Information given:

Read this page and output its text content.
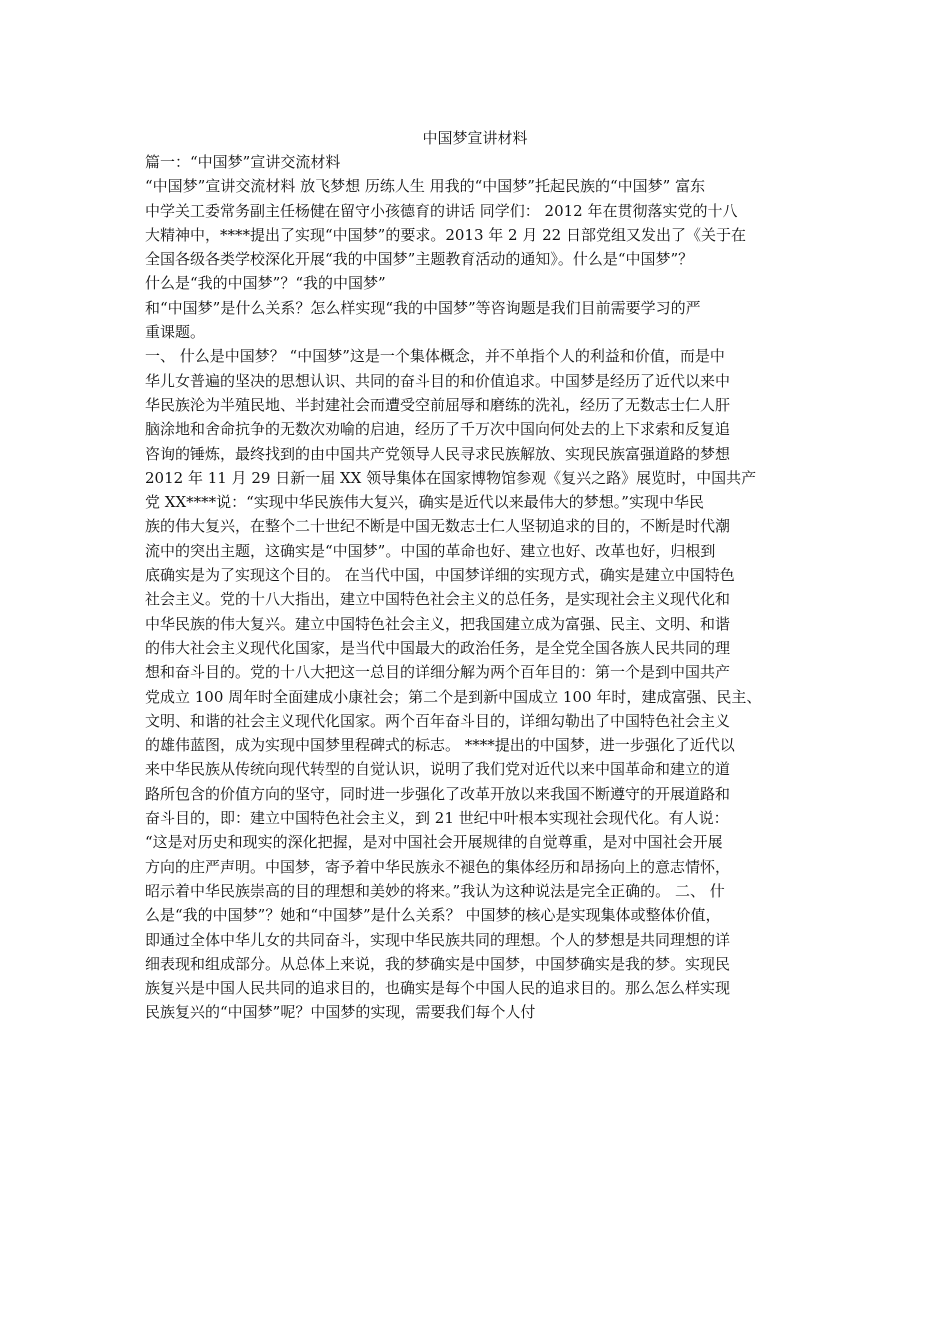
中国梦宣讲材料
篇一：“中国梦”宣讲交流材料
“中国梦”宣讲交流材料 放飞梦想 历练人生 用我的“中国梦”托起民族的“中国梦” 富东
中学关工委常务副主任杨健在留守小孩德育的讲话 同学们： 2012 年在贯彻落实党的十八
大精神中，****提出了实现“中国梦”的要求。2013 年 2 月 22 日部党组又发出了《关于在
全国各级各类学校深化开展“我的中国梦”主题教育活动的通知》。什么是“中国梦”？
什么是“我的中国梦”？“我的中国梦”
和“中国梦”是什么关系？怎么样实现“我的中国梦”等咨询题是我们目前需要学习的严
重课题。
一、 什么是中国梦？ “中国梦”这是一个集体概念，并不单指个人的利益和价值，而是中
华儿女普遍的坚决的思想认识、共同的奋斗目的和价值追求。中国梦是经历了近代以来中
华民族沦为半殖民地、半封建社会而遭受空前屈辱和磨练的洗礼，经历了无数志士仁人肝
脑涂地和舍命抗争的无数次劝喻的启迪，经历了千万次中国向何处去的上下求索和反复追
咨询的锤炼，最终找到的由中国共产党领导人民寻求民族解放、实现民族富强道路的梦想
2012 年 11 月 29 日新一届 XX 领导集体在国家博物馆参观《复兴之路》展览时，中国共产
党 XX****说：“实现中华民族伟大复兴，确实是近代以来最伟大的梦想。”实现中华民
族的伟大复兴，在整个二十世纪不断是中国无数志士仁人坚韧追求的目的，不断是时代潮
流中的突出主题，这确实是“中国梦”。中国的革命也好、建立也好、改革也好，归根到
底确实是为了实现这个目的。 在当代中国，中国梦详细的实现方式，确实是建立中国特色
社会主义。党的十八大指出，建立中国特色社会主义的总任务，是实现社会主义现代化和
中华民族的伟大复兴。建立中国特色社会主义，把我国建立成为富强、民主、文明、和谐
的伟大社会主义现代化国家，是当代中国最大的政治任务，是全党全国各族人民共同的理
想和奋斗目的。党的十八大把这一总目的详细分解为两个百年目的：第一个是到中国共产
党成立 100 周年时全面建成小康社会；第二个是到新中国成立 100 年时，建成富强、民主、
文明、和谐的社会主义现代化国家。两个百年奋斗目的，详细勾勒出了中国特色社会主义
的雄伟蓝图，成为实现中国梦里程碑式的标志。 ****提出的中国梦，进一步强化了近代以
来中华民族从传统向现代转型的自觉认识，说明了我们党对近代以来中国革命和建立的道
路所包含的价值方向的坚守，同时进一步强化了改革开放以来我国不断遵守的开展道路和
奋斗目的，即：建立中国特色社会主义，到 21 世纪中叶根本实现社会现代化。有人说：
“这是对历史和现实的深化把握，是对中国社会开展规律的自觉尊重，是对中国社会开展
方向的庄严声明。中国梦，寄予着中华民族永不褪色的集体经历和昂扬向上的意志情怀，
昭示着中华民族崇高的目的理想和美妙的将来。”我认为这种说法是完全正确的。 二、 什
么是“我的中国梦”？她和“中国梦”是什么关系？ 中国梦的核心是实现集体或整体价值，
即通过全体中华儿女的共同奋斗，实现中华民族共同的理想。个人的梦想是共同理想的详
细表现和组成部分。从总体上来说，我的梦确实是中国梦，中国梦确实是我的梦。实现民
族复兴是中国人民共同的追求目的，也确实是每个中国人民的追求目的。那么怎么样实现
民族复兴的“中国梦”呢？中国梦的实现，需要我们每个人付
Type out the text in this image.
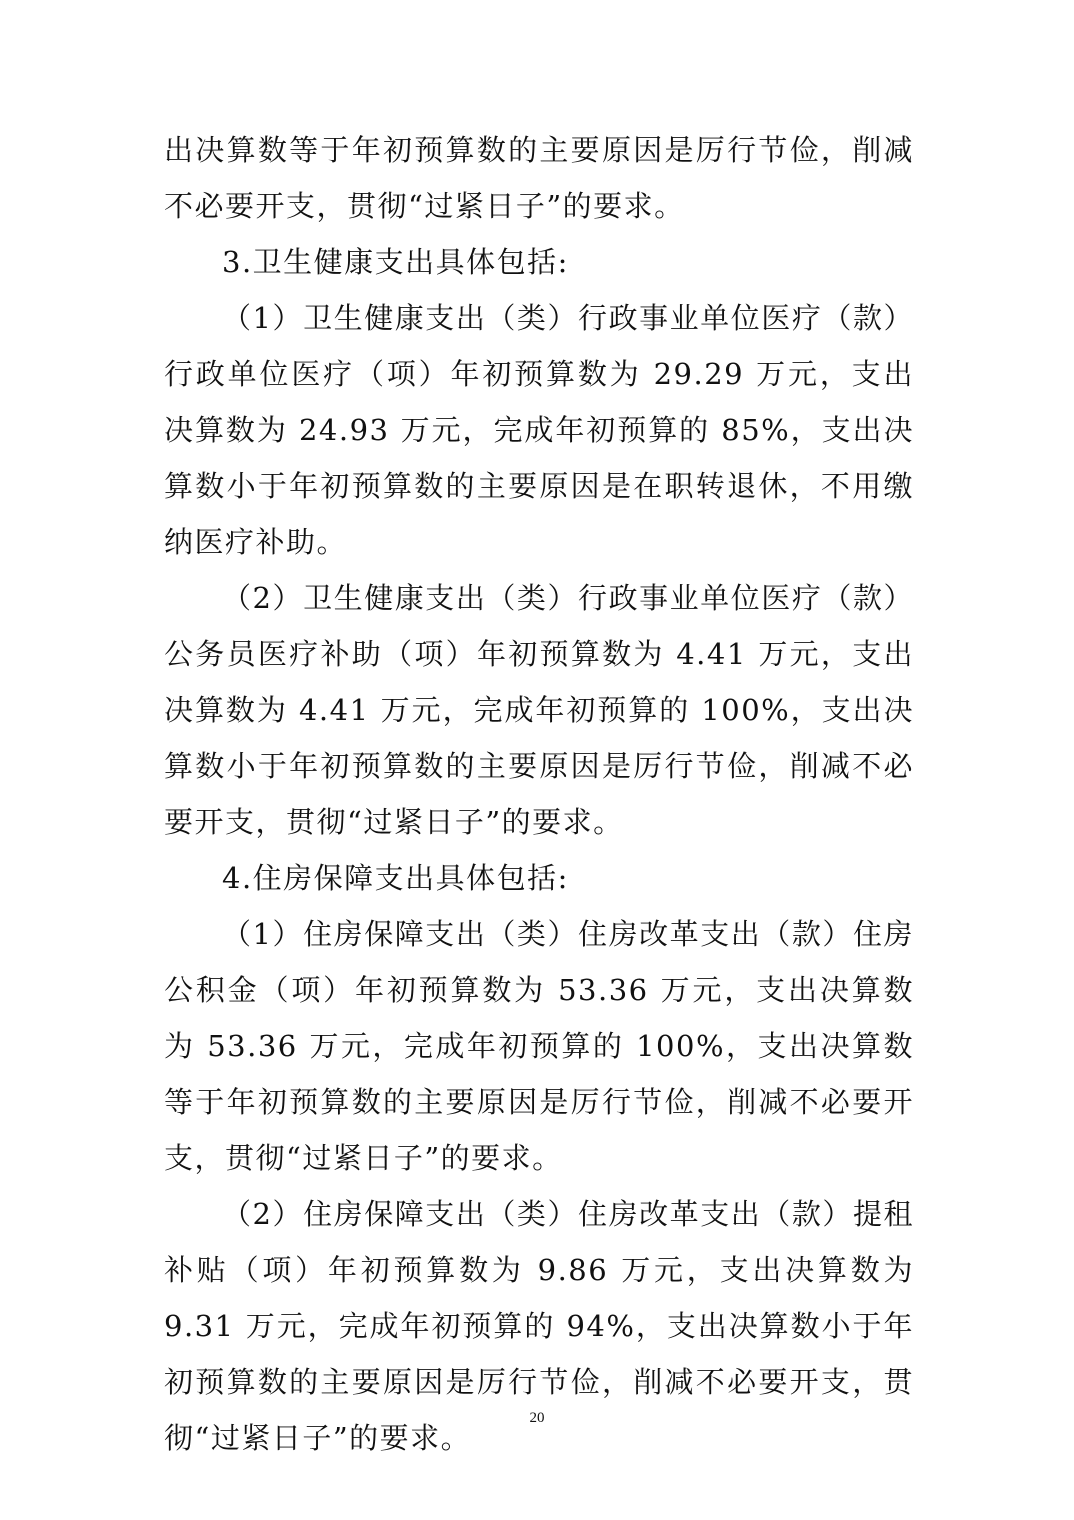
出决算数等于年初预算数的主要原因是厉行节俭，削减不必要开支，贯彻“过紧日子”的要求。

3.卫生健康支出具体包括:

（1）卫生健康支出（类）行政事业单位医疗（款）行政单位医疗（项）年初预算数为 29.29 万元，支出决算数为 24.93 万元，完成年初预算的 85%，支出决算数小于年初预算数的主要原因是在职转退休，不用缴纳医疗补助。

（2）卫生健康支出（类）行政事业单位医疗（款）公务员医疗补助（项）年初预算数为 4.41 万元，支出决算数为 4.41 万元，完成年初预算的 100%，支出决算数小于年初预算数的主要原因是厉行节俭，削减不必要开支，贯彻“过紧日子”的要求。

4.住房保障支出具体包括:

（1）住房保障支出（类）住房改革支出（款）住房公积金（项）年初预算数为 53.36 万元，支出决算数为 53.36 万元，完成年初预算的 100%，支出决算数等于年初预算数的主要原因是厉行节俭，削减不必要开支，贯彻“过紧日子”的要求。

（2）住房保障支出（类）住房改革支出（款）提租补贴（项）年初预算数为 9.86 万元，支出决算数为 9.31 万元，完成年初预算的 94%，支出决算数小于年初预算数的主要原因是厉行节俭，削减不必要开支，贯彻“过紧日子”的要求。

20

Requirements:
Take the listing and print it again exactly, but without any pictures.

Written response:
Read this page and output its text content.
中国梦宣讲材料
篇一：“中国梦”宣讲交流材料
“中国梦”宣讲交流材料 放飞梦想 历练人生 用我的“中国梦”托起民族的“中国梦” 富东
中学关工委常务副主任杨健在留守小孩德育的讲话 同学们： 2012 年在贯彻落实党的十八
大精神中，****提出了实现“中国梦”的要求。2013 年 2 月 22 日部党组又发出了《关于在
全国各级各类学校深化开展“我的中国梦”主题教育活动的通知》。什么是“中国梦”？
什么是“我的中国梦”？“我的中国梦”
和“中国梦”是什么关系？怎么样实现“我的中国梦”等咨询题是我们目前需要学习的严
重课题。
一、 什么是中国梦？ “中国梦”这是一个集体概念，并不单指个人的利益和价值，而是中
华儿女普遍的坚决的思想认识、共同的奋斗目的和价值追求。中国梦是经历了近代以来中
华民族沦为半殖民地、半封建社会而遭受空前屈辱和磨练的洗礼，经历了无数志士仁人肝
脑涂地和舍命抗争的无数次劝喻的启迪，经历了千万次中国向何处去的上下求索和反复追
咨询的锤炼，最终找到的由中国共产党领导人民寻求民族解放、实现民族富强道路的梦想
2012 年 11 月 29 日新一届 XX 领导集体在国家博物馆参观《复兴之路》展览时，中国共产
党 XX****说：“实现中华民族伟大复兴，确实是近代以来最伟大的梦想。”实现中华民
族的伟大复兴，在整个二十世纪不断是中国无数志士仁人坚韧追求的目的，不断是时代潮
流中的突出主题，这确实是“中国梦”。中国的革命也好、建立也好、改革也好，归根到
底确实是为了实现这个目的。 在当代中国，中国梦详细的实现方式，确实是建立中国特色
社会主义。党的十八大指出，建立中国特色社会主义的总任务，是实现社会主义现代化和
中华民族的伟大复兴。建立中国特色社会主义，把我国建立成为富强、民主、文明、和谐
的伟大社会主义现代化国家，是当代中国最大的政治任务，是全党全国各族人民共同的理
想和奋斗目的。党的十八大把这一总目的详细分解为两个百年目的：第一个是到中国共产
党成立 100 周年时全面建成小康社会；第二个是到新中国成立 100 年时，建成富强、民主、
文明、和谐的社会主义现代化国家。两个百年奋斗目的，详细勾勒出了中国特色社会主义
的雄伟蓝图，成为实现中国梦里程碑式的标志。 ****提出的中国梦，进一步强化了近代以
来中华民族从传统向现代转型的自觉认识，说明了我们党对近代以来中国革命和建立的道
路所包含的价值方向的坚守，同时进一步强化了改革开放以来我国不断遵守的开展道路和
奋斗目的，即：建立中国特色社会主义，到 21 世纪中叶根本实现社会现代化。有人说：
“这是对历史和现实的深化把握，是对中国社会开展规律的自觉尊重，是对中国社会开展
方向的庄严声明。中国梦，寄予着中华民族永不褪色的集体经历和昂扬向上的意志情怀，
昭示着中华民族崇高的目的理想和美妙的将来。”我认为这种说法是完全正确的。 二、 什
么是“我的中国梦”？她和“中国梦”是什么关系？ 中国梦的核心是实现集体或整体价值，
即通过全体中华儿女的共同奋斗，实现中华民族共同的理想。个人的梦想是共同理想的详
细表现和组成部分。从总体上来说，我的梦确实是中国梦，中国梦确实是我的梦。实现民
族复兴是中国人民共同的追求目的，也确实是每个中国人民的追求目的。那么怎么样实现
民族复兴的“中国梦”呢？中国梦的实现，需要我们每个人付
Type out the text in this image.
出决算数等于年初预算数的主要原因是厉行节俭，削减不必要开支，贯彻“过紧日子”的要求。

3.卫生健康支出具体包括:

（1）卫生健康支出（类）行政事业单位医疗（款）行政单位医疗（项）年初预算数为 29.29 万元，支出决算数为 24.93 万元，完成年初预算的 85%，支出决算数小于年初预算数的主要原因是在职转退休，不用缴纳医疗补助。

（2）卫生健康支出（类）行政事业单位医疗（款）公务员医疗补助（项）年初预算数为 4.41 万元，支出决算数为 4.41 万元，完成年初预算的 100%，支出决算数小于年初预算数的主要原因是厉行节俭，削减不必要开支，贯彻“过紧日子”的要求。

4.住房保障支出具体包括:

（1）住房保障支出（类）住房改革支出（款）住房公积金（项）年初预算数为 53.36 万元，支出决算数为 53.36 万元，完成年初预算的 100%，支出决算数等于年初预算数的主要原因是厉行节俭，削减不必要开支，贯彻“过紧日子”的要求。

（2）住房保障支出（类）住房改革支出（款）提租补贴（项）年初预算数为 9.86 万元，支出决算数为 9.31 万元，完成年初预算的 94%，支出决算数小于年初预算数的主要原因是厉行节俭，削减不必要开支，贯彻“过紧日子”的要求。

20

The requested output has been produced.